● **Aim of the task**:
Copy out the data exactly, leaving the pictures behind.

● **Material**:
* * * * *

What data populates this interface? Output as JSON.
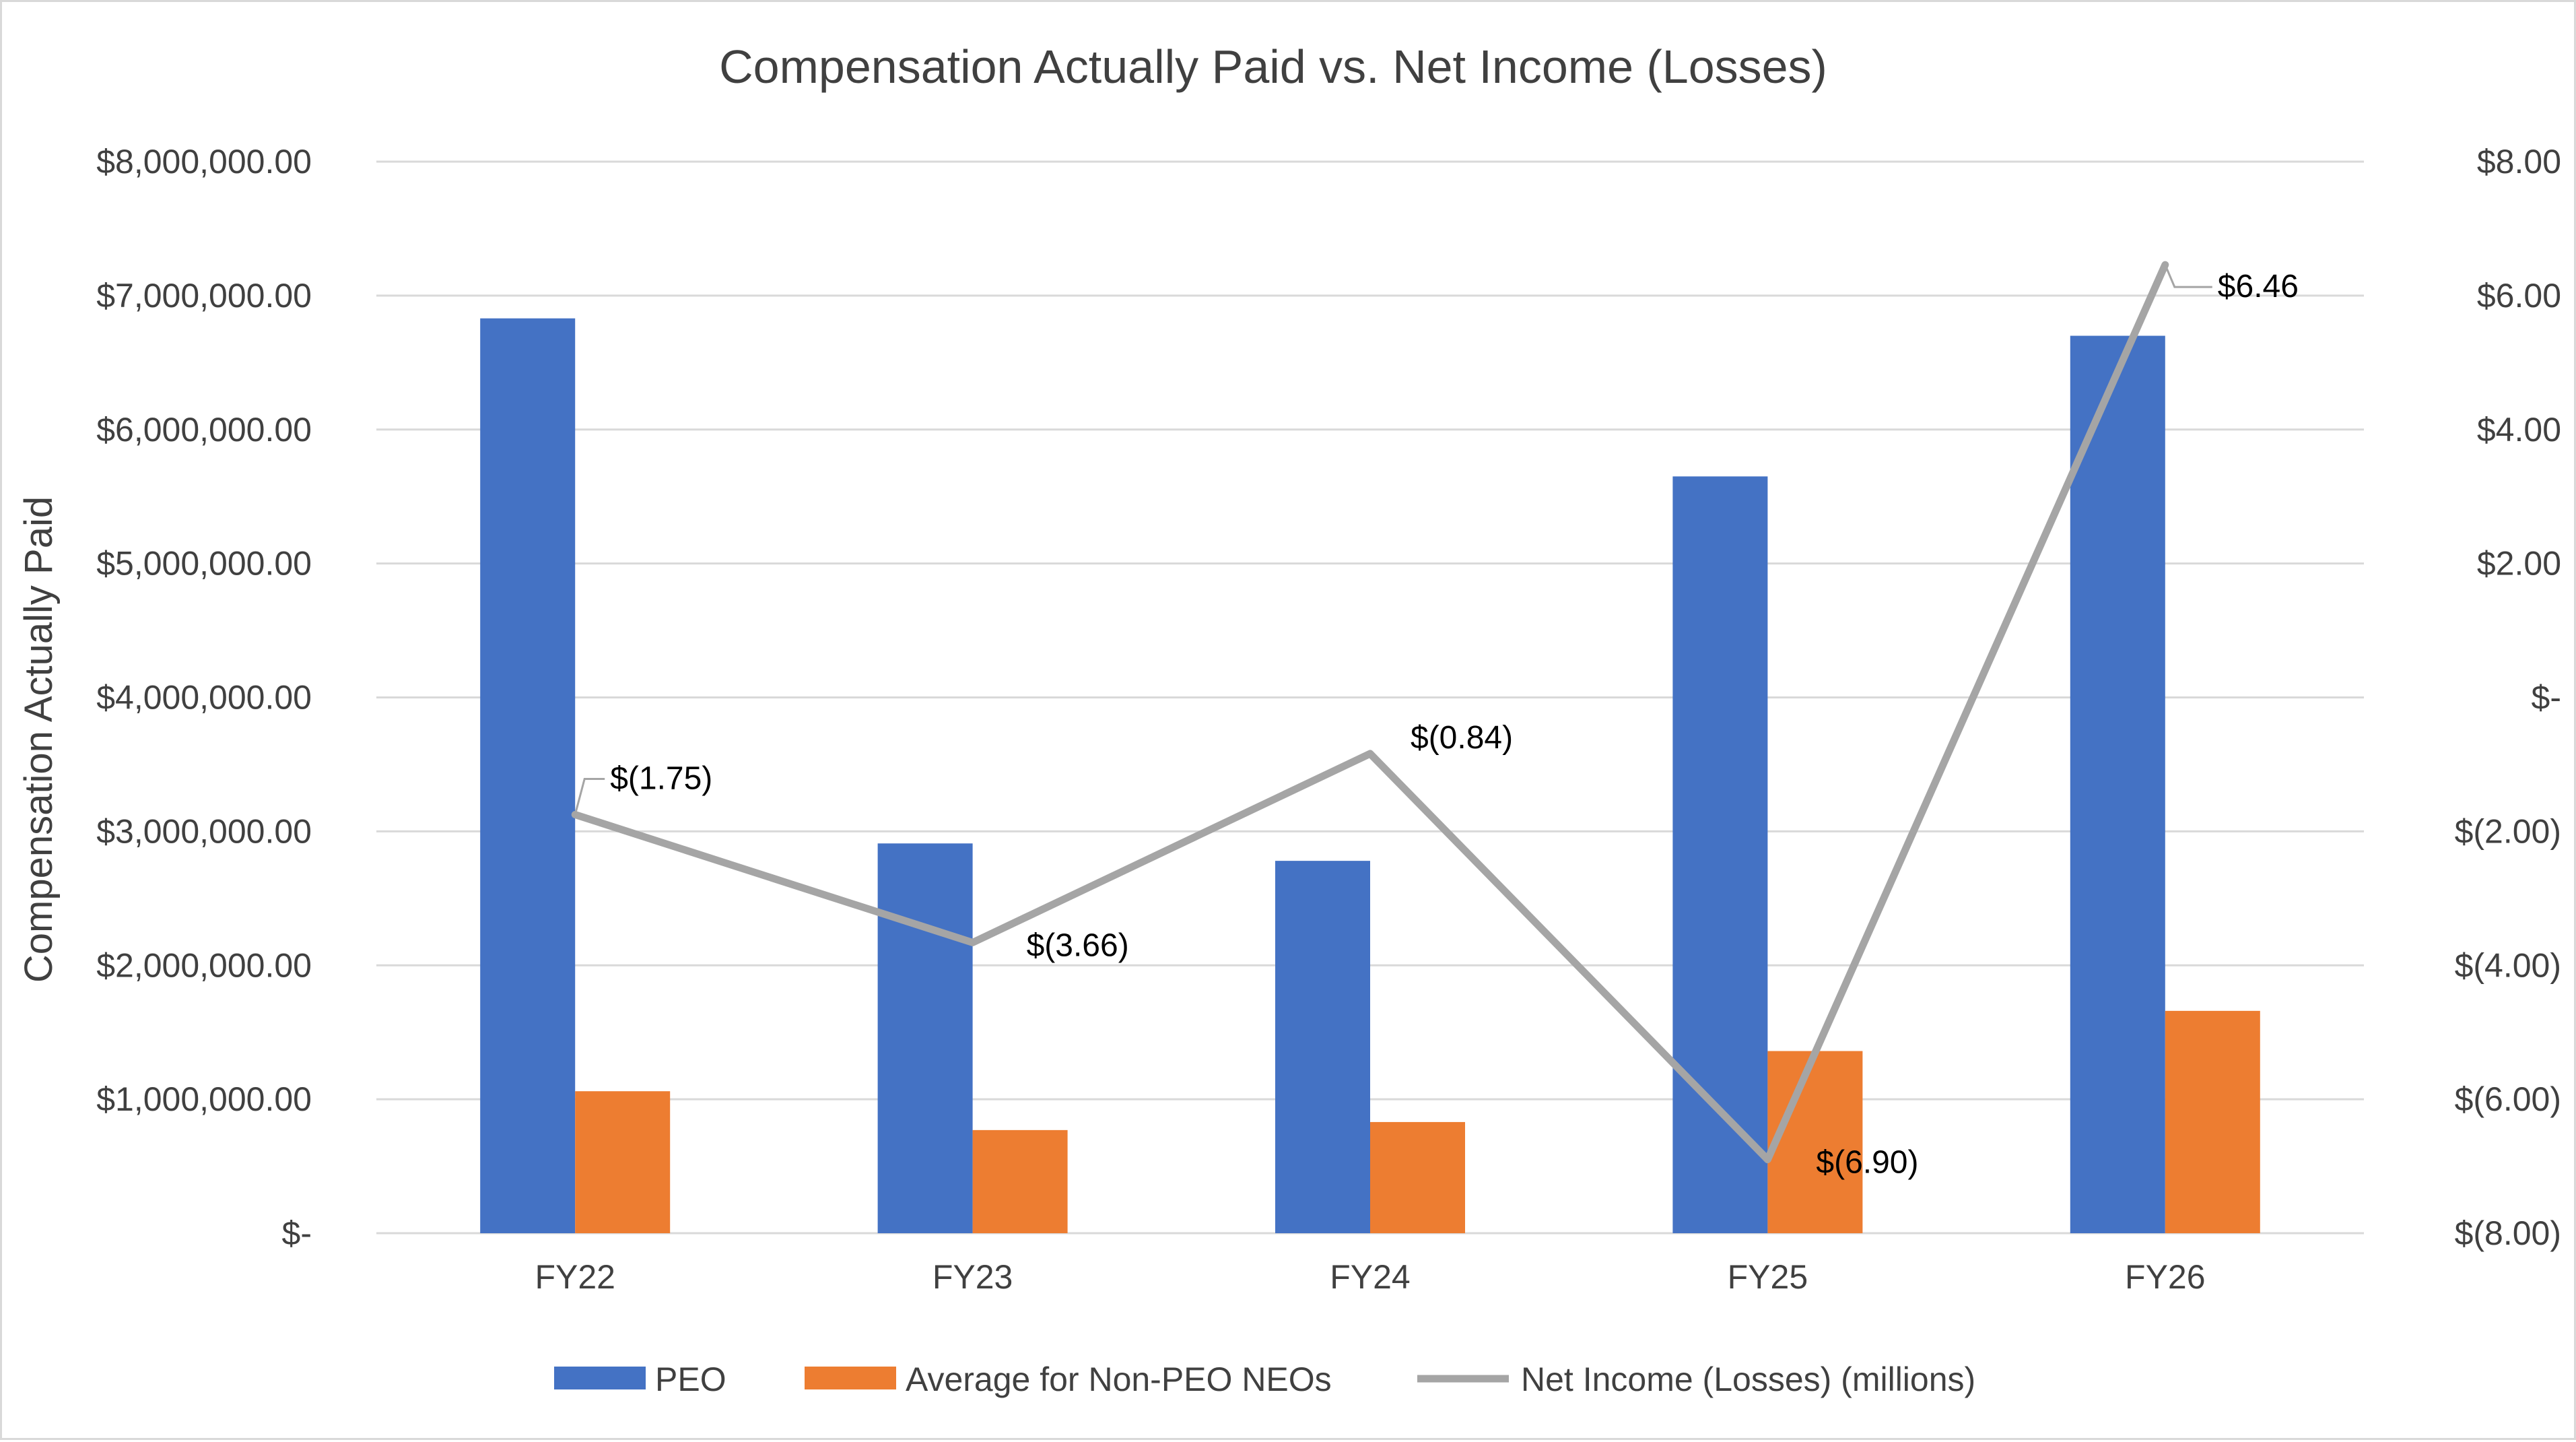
{
  "chart_data": {
    "type": "bar",
    "title": "Compensation Actually Paid vs. Net Income (Losses)",
    "categories": [
      "FY22",
      "FY23",
      "FY24",
      "FY25",
      "FY26"
    ],
    "series": [
      {
        "name": "PEO",
        "type": "bar",
        "axis": "left",
        "color": "#4472C4",
        "values": [
          6830000,
          2910000,
          2780000,
          5650000,
          6700000
        ]
      },
      {
        "name": "Average for Non-PEO NEOs",
        "type": "bar",
        "axis": "left",
        "color": "#ED7D31",
        "values": [
          1060000,
          770000,
          830000,
          1360000,
          1660000
        ]
      },
      {
        "name": "Net Income (Losses) (millions)",
        "type": "line",
        "axis": "right",
        "color": "#A5A5A5",
        "values": [
          -1.75,
          -3.66,
          -0.84,
          -6.9,
          6.46
        ],
        "data_labels": [
          "$(1.75)",
          "$(3.66)",
          "$(0.84)",
          "$(6.90)",
          "$6.46"
        ]
      }
    ],
    "ylabel": "Compensation Actually Paid",
    "xlabel": "",
    "ylim": [
      0,
      8000000
    ],
    "y_ticks": [
      0,
      1000000,
      2000000,
      3000000,
      4000000,
      5000000,
      6000000,
      7000000,
      8000000
    ],
    "y_tick_labels": [
      "$-",
      "$1,000,000.00",
      "$2,000,000.00",
      "$3,000,000.00",
      "$4,000,000.00",
      "$5,000,000.00",
      "$6,000,000.00",
      "$7,000,000.00",
      "$8,000,000.00"
    ],
    "y2lim": [
      -8,
      8
    ],
    "y2_ticks": [
      -8,
      -6,
      -4,
      -2,
      0,
      2,
      4,
      6,
      8
    ],
    "y2_tick_labels": [
      "$(8.00)",
      "$(6.00)",
      "$(4.00)",
      "$(2.00)",
      "$-",
      "$2.00",
      "$4.00",
      "$6.00",
      "$8.00"
    ],
    "grid": true,
    "legend_position": "bottom"
  }
}
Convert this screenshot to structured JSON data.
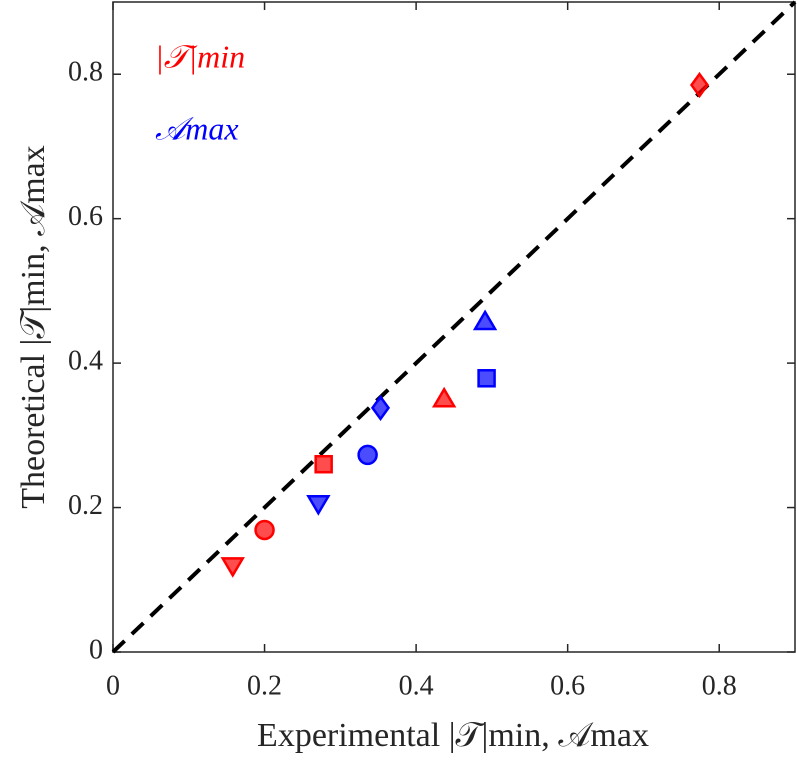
{
  "chart_data": {
    "type": "scatter",
    "x_label": "Experimental |𝒯|min, 𝒜max",
    "y_label": "Theoretical |𝒯|min, 𝒜max",
    "xlim": [
      0,
      0.9
    ],
    "ylim": [
      0,
      0.9
    ],
    "xticks": [
      0,
      0.2,
      0.4,
      0.6,
      0.8
    ],
    "yticks": [
      0,
      0.2,
      0.4,
      0.6,
      0.8
    ],
    "diagonal": true,
    "series": [
      {
        "name": "|𝒯|min",
        "color": "#ff0000",
        "markers": [
          "v",
          "o",
          "s",
          "^",
          "D"
        ],
        "x": [
          0.158,
          0.2,
          0.278,
          0.437,
          0.774
        ],
        "values": [
          0.12,
          0.169,
          0.26,
          0.35,
          0.785
        ]
      },
      {
        "name": "𝒜max",
        "color": "#0000ff",
        "markers": [
          "v",
          "o",
          "D",
          "^",
          "s"
        ],
        "x": [
          0.271,
          0.336,
          0.353,
          0.491,
          0.493
        ],
        "values": [
          0.206,
          0.273,
          0.338,
          0.457,
          0.379
        ]
      }
    ]
  }
}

* * * * *

● **Exercise result**:
What data populates this interface? Output as JSON.
{
  "chart_data": {
    "type": "bar",
    "title": "Compensation Actually Paid vs. Net Income (Losses)",
    "categories": [
      "FY22",
      "FY23",
      "FY24",
      "FY25",
      "FY26"
    ],
    "series": [
      {
        "name": "PEO",
        "type": "bar",
        "axis": "left",
        "color": "#4472C4",
        "values": [
          6830000,
          2910000,
          2780000,
          5650000,
          6700000
        ]
      },
      {
        "name": "Average for Non-PEO NEOs",
        "type": "bar",
        "axis": "left",
        "color": "#ED7D31",
        "values": [
          1060000,
          770000,
          830000,
          1360000,
          1660000
        ]
      },
      {
        "name": "Net Income (Losses) (millions)",
        "type": "line",
        "axis": "right",
        "color": "#A5A5A5",
        "values": [
          -1.75,
          -3.66,
          -0.84,
          -6.9,
          6.46
        ],
        "data_labels": [
          "$(1.75)",
          "$(3.66)",
          "$(0.84)",
          "$(6.90)",
          "$6.46"
        ]
      }
    ],
    "ylabel": "Compensation Actually Paid",
    "xlabel": "",
    "ylim": [
      0,
      8000000
    ],
    "y_ticks": [
      0,
      1000000,
      2000000,
      3000000,
      4000000,
      5000000,
      6000000,
      7000000,
      8000000
    ],
    "y_tick_labels": [
      "$-",
      "$1,000,000.00",
      "$2,000,000.00",
      "$3,000,000.00",
      "$4,000,000.00",
      "$5,000,000.00",
      "$6,000,000.00",
      "$7,000,000.00",
      "$8,000,000.00"
    ],
    "y2lim": [
      -8,
      8
    ],
    "y2_ticks": [
      -8,
      -6,
      -4,
      -2,
      0,
      2,
      4,
      6,
      8
    ],
    "y2_tick_labels": [
      "$(8.00)",
      "$(6.00)",
      "$(4.00)",
      "$(2.00)",
      "$-",
      "$2.00",
      "$4.00",
      "$6.00",
      "$8.00"
    ],
    "grid": true,
    "legend_position": "bottom"
  }
}
Convert this screenshot to structured JSON data.
{
  "chart_data": {
    "type": "scatter",
    "x_label": "Experimental |𝒯|min, 𝒜max",
    "y_label": "Theoretical |𝒯|min, 𝒜max",
    "xlim": [
      0,
      0.9
    ],
    "ylim": [
      0,
      0.9
    ],
    "xticks": [
      0,
      0.2,
      0.4,
      0.6,
      0.8
    ],
    "yticks": [
      0,
      0.2,
      0.4,
      0.6,
      0.8
    ],
    "diagonal": true,
    "series": [
      {
        "name": "|𝒯|min",
        "color": "#ff0000",
        "markers": [
          "v",
          "o",
          "s",
          "^",
          "D"
        ],
        "x": [
          0.158,
          0.2,
          0.278,
          0.437,
          0.774
        ],
        "values": [
          0.12,
          0.169,
          0.26,
          0.35,
          0.785
        ]
      },
      {
        "name": "𝒜max",
        "color": "#0000ff",
        "markers": [
          "v",
          "o",
          "D",
          "^",
          "s"
        ],
        "x": [
          0.271,
          0.336,
          0.353,
          0.491,
          0.493
        ],
        "values": [
          0.206,
          0.273,
          0.338,
          0.457,
          0.379
        ]
      }
    ]
  }
}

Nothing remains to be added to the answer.